Layout coordinate data:
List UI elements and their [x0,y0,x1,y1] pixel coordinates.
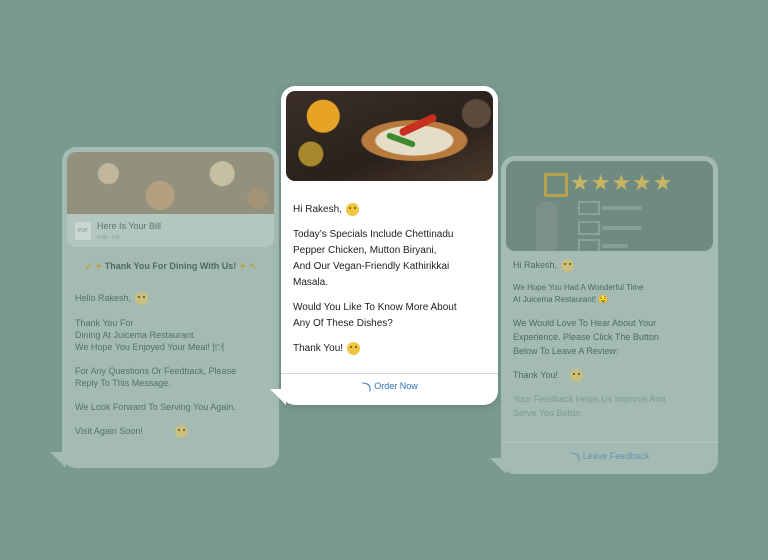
confetti-icon: ➶ ✦ [84,261,105,271]
order-now-button[interactable]: Order Now [281,381,498,392]
message-paragraph: Thank You For Dining At Juicema Restaura… [75,318,224,353]
bubble-tail [50,452,66,468]
message-paragraph: For Any Questions Or Feedback, Please Re… [75,366,237,389]
message-paragraph: We Hope You Had A Wonderful Time At Juic… [513,283,644,305]
message-bubble-specials: Hi Rakesh, Today’s Specials Include Chet… [281,86,498,405]
dish-image [286,91,493,181]
greeting-text: Hi Rakesh, [513,260,558,270]
greeting-text: Hi Rakesh, [293,204,342,215]
checkbox-icon [544,173,568,197]
message-bubble-bill: PDF Here Is Your Bill KNB - Pdf ➶ ✦ Than… [62,147,279,468]
message-paragraph: We Look Forward To Serving You Again. [75,402,236,413]
review-image: ★★★★★ [506,161,713,251]
bubble-tail [490,458,506,474]
divider [281,373,498,374]
hand-icon [536,201,558,251]
message-bubble-feedback: ★★★★★ Hi Rakesh, We Hope You Had A Wonde… [501,156,718,474]
reply-icon [569,451,581,462]
thanks-text: Thank You For Dining With Us! [104,261,237,271]
closing-text: Thank You! [513,370,559,381]
thanks-heading: ➶ ✦ Thank You For Dining With Us! ✦ ➷ [62,261,279,272]
smile-emoji-icon [570,369,584,383]
rating-stars-icon: ★★★★★ [570,170,674,195]
closing-text: Thank You! [293,343,344,354]
bill-meta: KNB - Pdf [97,235,120,241]
bubble-tail [270,389,286,405]
leave-feedback-label: Leave Feedback [582,451,650,461]
leave-feedback-button[interactable]: Leave Feedback [501,451,718,462]
closing-text: Visit Again Soon! [75,426,143,437]
divider [501,442,718,443]
bill-title: Here Is Your Bill [97,221,162,231]
smile-emoji-icon [174,425,188,439]
smile-emoji-icon [135,292,149,306]
message-paragraph: Would You Like To Know More About Any Of… [293,302,457,329]
message-paragraph: We Would Love To Hear About Your Experie… [513,318,659,357]
reply-icon [360,381,372,392]
bill-attachment[interactable]: PDF Here Is Your Bill KNB - Pdf [67,214,274,247]
order-now-label: Order Now [374,381,418,391]
smile-emoji-icon [345,202,359,216]
smile-emoji-icon [561,259,575,273]
confetti-icon: ✦ ➷ [236,261,257,271]
feedback-note: Your Feedback Helps Us Improve And Serve… [513,394,666,419]
pdf-file-icon: PDF [75,222,91,240]
food-spread-image [67,152,274,214]
smile-emoji-icon [347,341,361,355]
greeting-text: Hello Rakesh, [75,293,132,303]
message-paragraph: Today’s Specials Include Chettinadu Pepp… [293,229,454,288]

WHAT IS NEEDED: Can you express the entries between the lines holding "confetti-icon: ➶ ✦ [84,261,105,271]" and "reply-icon [569,451,581,462]", inclusive, as a JSON list of strings with one string per line and blank lines omitted?

COMPLETE RESPONSE:
[
  "confetti-icon: ➶ ✦ [84,261,105,271]",
  "order-now-button[interactable]: Order Now [281,381,498,392]",
  "message-paragraph: Thank You For Dining At Juicema Restaura… [75,318,224,353]",
  "bubble-tail [50,452,66,468]",
  "message-paragraph: For Any Questions Or Feedback, Please Re… [75,366,237,389]",
  "message-paragraph: We Hope You Had A Wonderful Time At Juic… [513,283,644,305]",
  "message-bubble-specials: Hi Rakesh, Today’s Specials Include Chet… [281,86,498,405]",
  "dish-image [286,91,493,181]",
  "greeting-text: Hi Rakesh, [513,260,558,270]",
  "greeting-text: Hi Rakesh, [293,204,342,215]",
  "checkbox-icon [544,173,568,197]",
  "message-bubble-bill: PDF Here Is Your Bill KNB - Pdf ➶ ✦ Than… [62,147,279,468]",
  "message-paragraph: We Look Forward To Serving You Again. [75,402,236,413]",
  "review-image: ★★★★★ [506,161,713,251]",
  "bubble-tail [490,458,506,474]",
  "divider [281,373,498,374]",
  "hand-icon [536,201,558,251]",
  "message-bubble-feedback: ★★★★★ Hi Rakesh, We Hope You Had A Wonde… [501,156,718,474]",
  "reply-icon [569,451,581,462]"
]